## BRIEF
Extract every line that contains the string "Servo".

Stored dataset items
>>>>>

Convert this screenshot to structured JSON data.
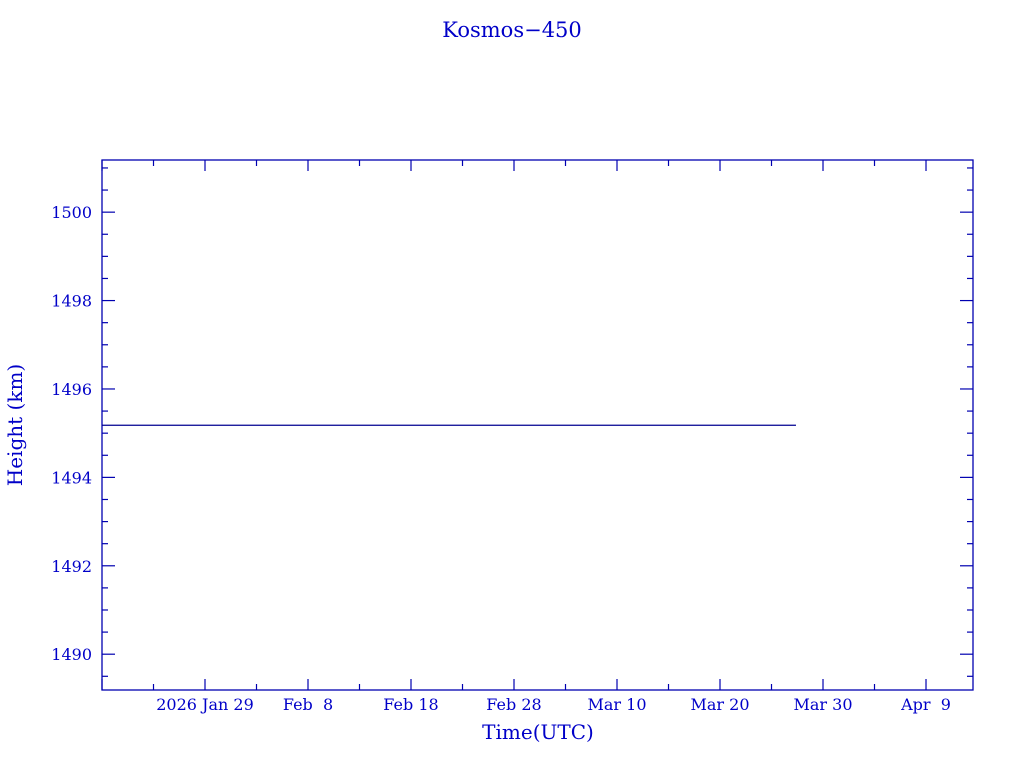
{
  "chart_data": {
    "type": "line",
    "title": "Kosmos−450",
    "xlabel": "Time(UTC)",
    "ylabel": "Height (km)",
    "xlim": [
      "2026-01-19T00:00",
      "2026-04-13T13:30"
    ],
    "ylim": [
      1489.19,
      1501.18
    ],
    "x_ticks": [
      {
        "date": "2026-01-29",
        "label": "2026 Jan 29"
      },
      {
        "date": "2026-02-08",
        "label": "Feb  8"
      },
      {
        "date": "2026-02-18",
        "label": "Feb 18"
      },
      {
        "date": "2026-02-28",
        "label": "Feb 28"
      },
      {
        "date": "2026-03-10",
        "label": "Mar 10"
      },
      {
        "date": "2026-03-20",
        "label": "Mar 20"
      },
      {
        "date": "2026-03-30",
        "label": "Mar 30"
      },
      {
        "date": "2026-04-09",
        "label": "Apr  9"
      }
    ],
    "x_minor_days": 5,
    "y_ticks": [
      1490,
      1492,
      1494,
      1496,
      1498,
      1500
    ],
    "y_minor": 0.5,
    "grid": false,
    "series": [
      {
        "x": [
          "2026-01-19T00:00",
          "2026-03-27T09:00"
        ],
        "y": [
          1495.18,
          1495.18
        ],
        "color": "#000090"
      }
    ],
    "colors": {
      "axes": "#0000b0",
      "text": "#0000c8"
    }
  }
}
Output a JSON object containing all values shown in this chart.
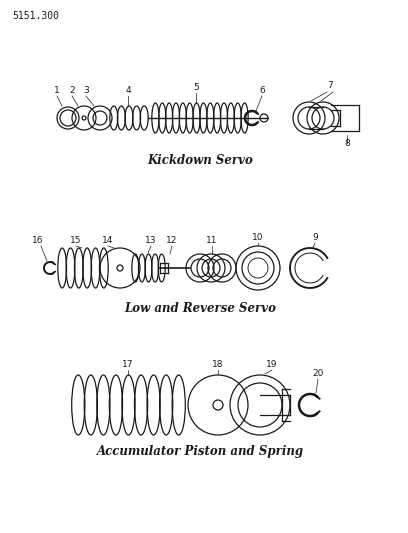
{
  "title": "5151.300",
  "background_color": "#ffffff",
  "line_color": "#1a1a1a",
  "section1_label": "Kickdown Servo",
  "section2_label": "Low and Reverse Servo",
  "section3_label": "Accumulator Piston and Spring",
  "fig_width": 4.08,
  "fig_height": 5.33,
  "dpi": 100
}
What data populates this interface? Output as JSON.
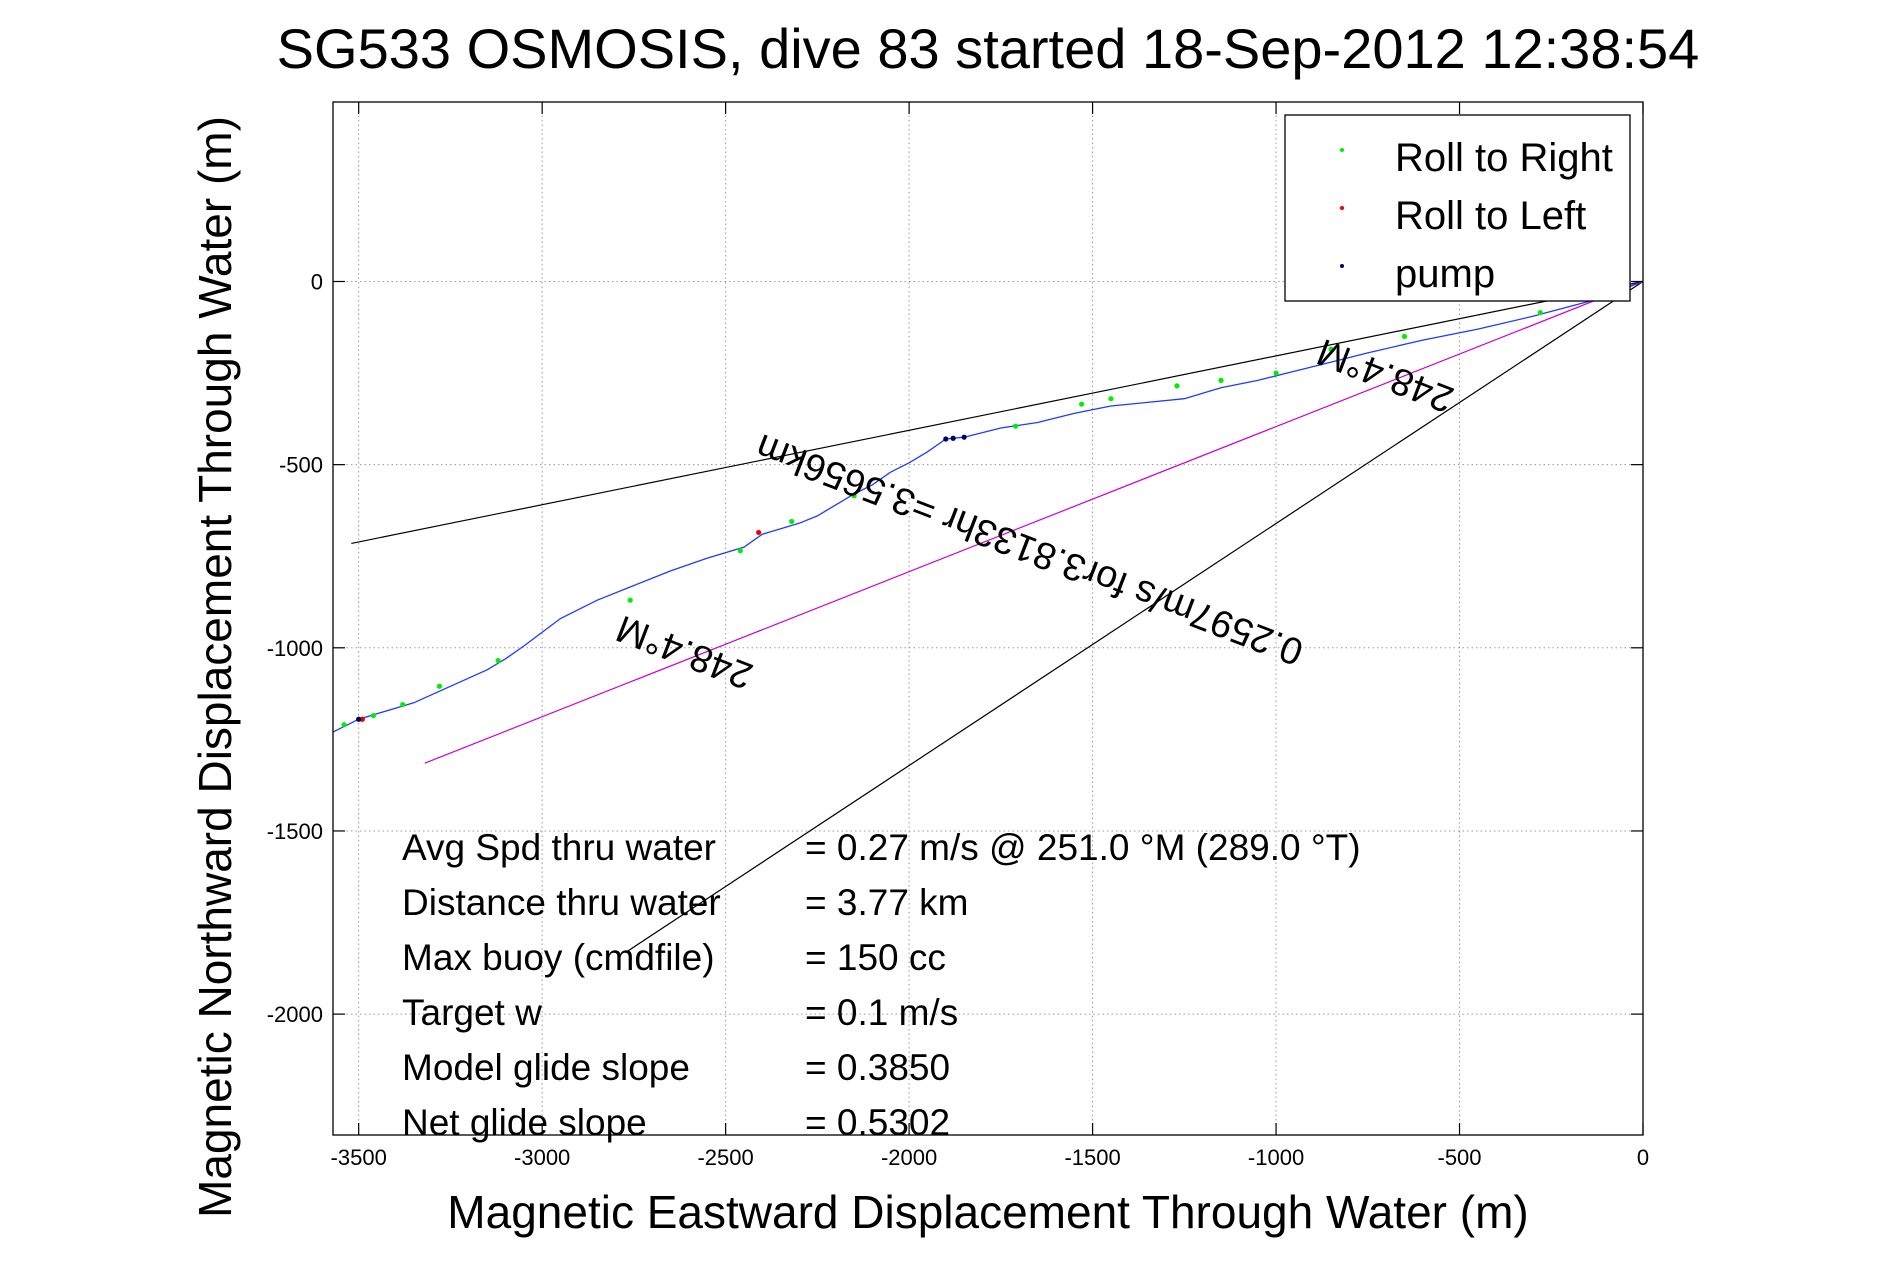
{
  "chart_data": {
    "type": "line",
    "title": "SG533 OSMOSIS, dive 83 started 18-Sep-2012 12:38:54",
    "xlabel": "Magnetic Eastward Displacement Through Water (m)",
    "ylabel": "Magnetic Northward Displacement Through Water (m)",
    "xlim": [
      -3570,
      0
    ],
    "ylim": [
      -2330,
      490
    ],
    "xticks": [
      -3500,
      -3000,
      -2500,
      -2000,
      -1500,
      -1000,
      -500,
      0
    ],
    "yticks": [
      -2000,
      -1500,
      -1000,
      -500,
      0
    ],
    "xtick_labels": [
      "-3500",
      "-3000",
      "-2500",
      "-2000",
      "-1500",
      "-1000",
      "-500",
      "0"
    ],
    "ytick_labels": [
      "-2000",
      "-1500",
      "-1000",
      "-500",
      "0"
    ],
    "grid": true,
    "legend_position": "top-right",
    "legend": [
      {
        "label": "Roll to Right",
        "color": "#00ee00"
      },
      {
        "label": "Roll to Left",
        "color": "#ee0000"
      },
      {
        "label": "pump",
        "color": "#000066"
      }
    ],
    "track": {
      "color": "#1f3bff",
      "x": [
        0,
        -150,
        -300,
        -450,
        -600,
        -750,
        -850,
        -950,
        -1050,
        -1150,
        -1250,
        -1350,
        -1450,
        -1550,
        -1650,
        -1750,
        -1850,
        -1900,
        -1950,
        -2000,
        -2050,
        -2100,
        -2150,
        -2200,
        -2250,
        -2300,
        -2350,
        -2400,
        -2450,
        -2550,
        -2650,
        -2750,
        -2850,
        -2950,
        -3050,
        -3100,
        -3150,
        -3250,
        -3350,
        -3450,
        -3500,
        -3570
      ],
      "y": [
        0,
        -55,
        -95,
        -130,
        -160,
        -195,
        -220,
        -245,
        -270,
        -290,
        -320,
        -330,
        -340,
        -360,
        -385,
        -400,
        -425,
        -430,
        -465,
        -495,
        -520,
        -555,
        -580,
        -610,
        -640,
        -660,
        -675,
        -690,
        -725,
        -755,
        -790,
        -830,
        -870,
        -920,
        -995,
        -1030,
        -1060,
        -1105,
        -1150,
        -1180,
        -1195,
        -1230
      ]
    },
    "roll_right": {
      "x": [
        -100,
        -280,
        -650,
        -850,
        -1000,
        -1150,
        -1270,
        -1450,
        -1530,
        -1710,
        -2150,
        -2320,
        -2460,
        -2760,
        -3120,
        -3280,
        -3380,
        -3460,
        -3540
      ],
      "y": [
        -40,
        -85,
        -150,
        -185,
        -250,
        -270,
        -285,
        -320,
        -335,
        -395,
        -585,
        -655,
        -735,
        -870,
        -1035,
        -1105,
        -1155,
        -1185,
        -1210
      ]
    },
    "roll_left": {
      "x": [
        -2410,
        -3490
      ],
      "y": [
        -685,
        -1195
      ]
    },
    "pump": {
      "x": [
        -1850,
        -1880,
        -1900,
        -3500
      ],
      "y": [
        -425,
        -428,
        -430,
        -1195
      ]
    },
    "heading_lines": [
      {
        "color": "#000000",
        "x": [
          -3520,
          0
        ],
        "y": [
          -715,
          0
        ]
      },
      {
        "color": "#000000",
        "x": [
          -2770,
          0
        ],
        "y": [
          -1830,
          0
        ]
      },
      {
        "color": "#cc00cc",
        "x": [
          -3320,
          0
        ],
        "y": [
          -1315,
          0
        ]
      }
    ],
    "annotations": [
      {
        "text": "248.4°M",
        "x": -2600,
        "y": -980,
        "angle": 201
      },
      {
        "text": "0.2597m/s for3.8133hr =3.5656km",
        "x": -1660,
        "y": -700,
        "angle": 201
      },
      {
        "text": "248.4°M",
        "x": -690,
        "y": -225,
        "angle": 201
      }
    ],
    "stats": [
      {
        "label": "Avg Spd thru water",
        "value": "=  0.27 m/s @ 251.0 °M (289.0 °T)"
      },
      {
        "label": "Distance thru water",
        "value": "=  3.77 km"
      },
      {
        "label": "Max buoy (cmdfile)",
        "value": "= 150 cc"
      },
      {
        "label": "Target w",
        "value": "= 0.1 m/s"
      },
      {
        "label": "Model glide slope",
        "value": "= 0.3850"
      },
      {
        "label": "Net glide slope",
        "value": "= 0.5302"
      }
    ]
  }
}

<<<<<

## REPLY
  "section1_label": "Kickdown Servo",
  "section2_label": "Low and Reverse Servo",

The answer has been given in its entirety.